■ What you should do
Gather from the listing below each line that includes the word "kami", and copy it.

Records from a dataset:
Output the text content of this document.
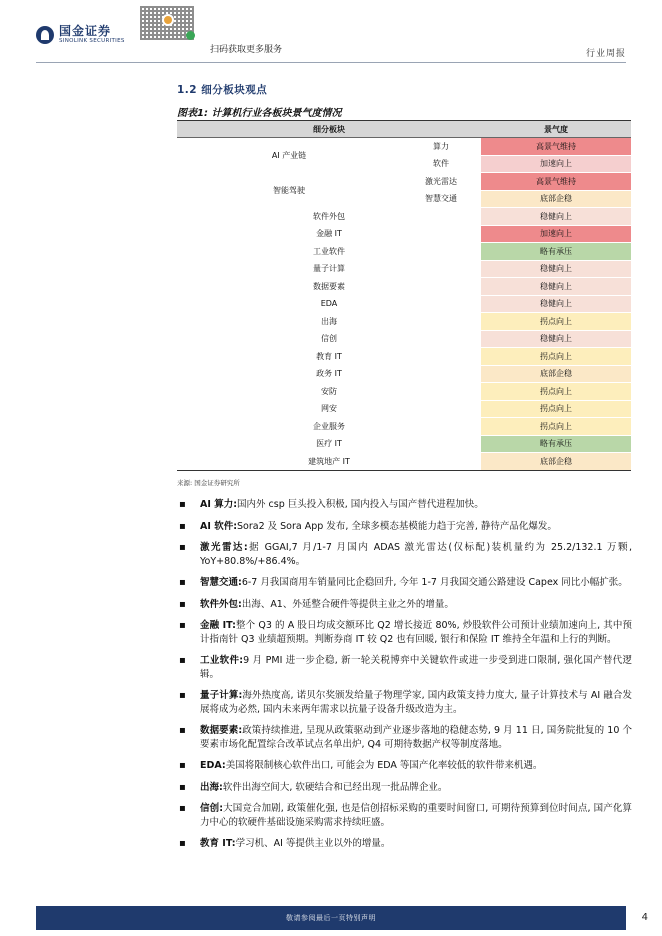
国金证券
SINOLINK SECURITIES
扫码获取更多服务	行业周报
1.2 细分板块观点
图表1: 计算机行业各板块景气度情况
细分板块		景气度
AI 产业链	算力	高景气维持
	软件	加速向上
智能驾驶	激光雷达	高景气维持
	智慧交通	底部企稳
软件外包		稳健向上
金融 IT		加速向上
工业软件		略有承压
量子计算		稳健向上
数据要素		稳健向上
EDA		稳健向上
出海		拐点向上
信创		稳健向上
教育 IT		拐点向上
政务 IT		底部企稳
安防		拐点向上
网安		拐点向上
企业服务		拐点向上
医疗 IT		略有承压
建筑地产 IT		底部企稳
来源: 国金证券研究所
▪ AI 算力:国内外 csp 巨头投入积极, 国内投入与国产替代进程加快。
▪ AI 软件:Sora2 及 Sora App 发布, 全球多模态基模能力趋于完善, 静待产品化爆发。
▪ 激光雷达:据 GGAI,7 月/1-7 月国内 ADAS 激光雷达(仅标配)装机量约为 25.2/132.1 万颗, YoY+80.8%/+86.4%。
▪ 智慧交通:6-7 月我国商用车销量同比企稳回升, 今年 1-7 月我国交通公路建设 Capex 同比小幅扩张。
▪ 软件外包:出海、A1、外延整合硬件等提供主业之外的增量。
▪ 金融 IT:整个 Q3 的 A 股日均成交额环比 Q2 增长接近 80%, 炒股软件公司预计业绩加速向上, 其中预计指南针 Q3 业绩超预期。判断券商 IT 较 Q2 也有回暖, 银行和保险 IT 维持全年温和上行的判断。
▪ 工业软件:9 月 PMI 进一步企稳, 新一轮关税博弈中关键软件或进一步受到进口限制, 强化国产替代逻辑。
▪ 量子计算:海外热度高, 诺贝尔奖颁发给量子物理学家, 国内政策支持力度大, 量子计算技术与 AI 融合发展将成为必然, 国内未来两年需求以抗量子设备升级改造为主。
▪ 数据要素:政策持续推进, 呈现从政策驱动到产业逐步落地的稳健态势, 9 月 11 日, 国务院批复的 10 个要素市场化配置综合改革试点名单出炉, Q4 可期待数据产权等制度落地。
▪ EDA:美国将限制核心软件出口, 可能会为 EDA 等国产化率较低的软件带来机遇。
▪ 出海:软件出海空间大, 软硬结合和已经出现一批品牌企业。
▪ 信创:大国竞合加剧, 政策催化强, 也是信创招标采购的重要时间窗口, 可期待预算到位时间点, 国产化算力中心的软硬件基础设施采购需求持续旺盛。
▪ 教育 IT:学习机、AI 等提供主业以外的增量。
敬请参阅最后一页特别声明	4
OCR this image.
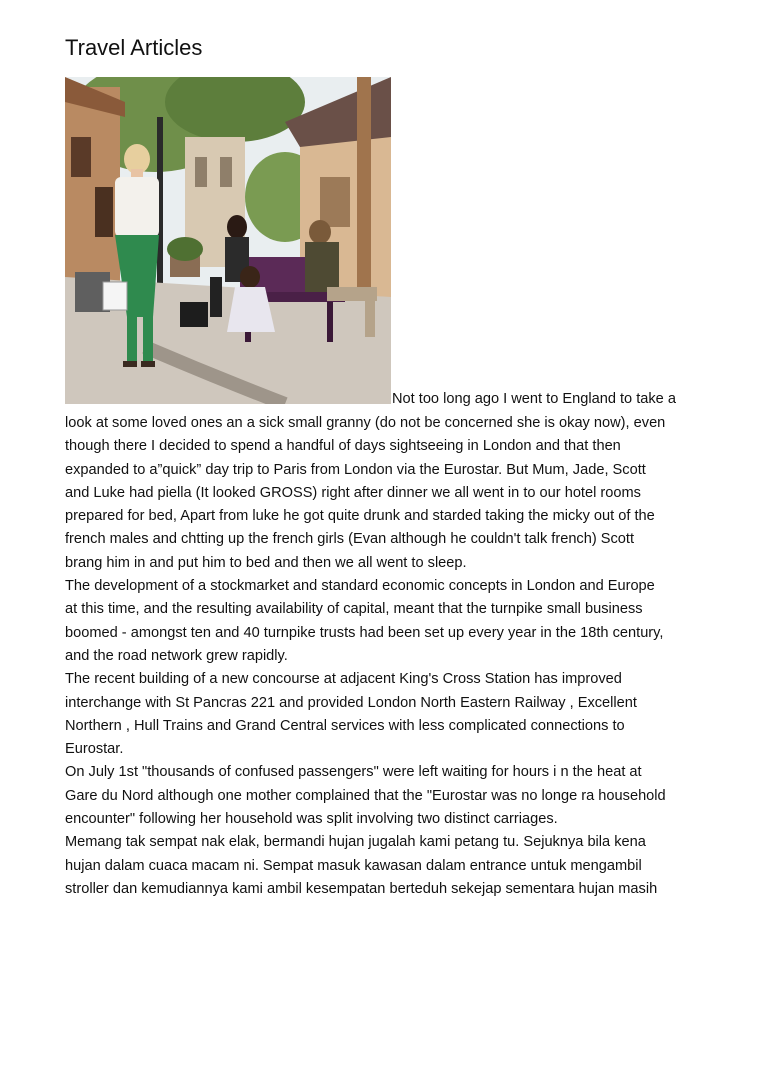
Travel Articles
Not too long ago I went to England to take a
look at some loved ones an a sick small granny (do not be concerned she is okay now), even
though there I decided to spend a handful of days sightseeing in London and that then
expanded to a”quick” day trip to Paris from London via the Eurostar. But Mum, Jade, Scott
and Luke had piella (It looked GROSS) right after dinner we all went in to our hotel rooms
prepared for bed, Apart from luke he got quite drunk and starded taking the micky out of the
french males and chtting up the french girls (Evan although he couldn't talk french) Scott
brang him in and put him to bed and then we all went to sleep.
The development of a stockmarket and standard economic concepts in London and Europe
at this time, and the resulting availability of capital, meant that the turnpike small business
boomed - amongst ten and 40 turnpike trusts had been set up every year in the 18th century,
and the road network grew rapidly.
The recent building of a new concourse at adjacent King's Cross Station has improved
interchange with St Pancras 221 and provided London North Eastern Railway , Excellent
Northern , Hull Trains and Grand Central services with less complicated connections to
Eurostar.
On July 1st "thousands of confused passengers" were left waiting for hours i n the heat at
Gare du Nord although one mother complained that the "Eurostar was no longe ra household
encounter" following her household was split involving two distinct carriages.
Memang tak sempat nak elak, bermandi hujan jugalah kami petang tu. Sejuknya bila kena
hujan dalam cuaca macam ni. Sempat masuk kawasan dalam entrance untuk mengambil
stroller dan kemudiannya kami ambil kesempatan berteduh sekejap sementara hujan masih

■ Output of the exercise
Memang tak sempat nak elak, bermandi hujan jugalah kami petang tu. Sejuknya bila kena
stroller dan kemudiannya kami ambil kesempatan berteduh sekejap sementara hujan masih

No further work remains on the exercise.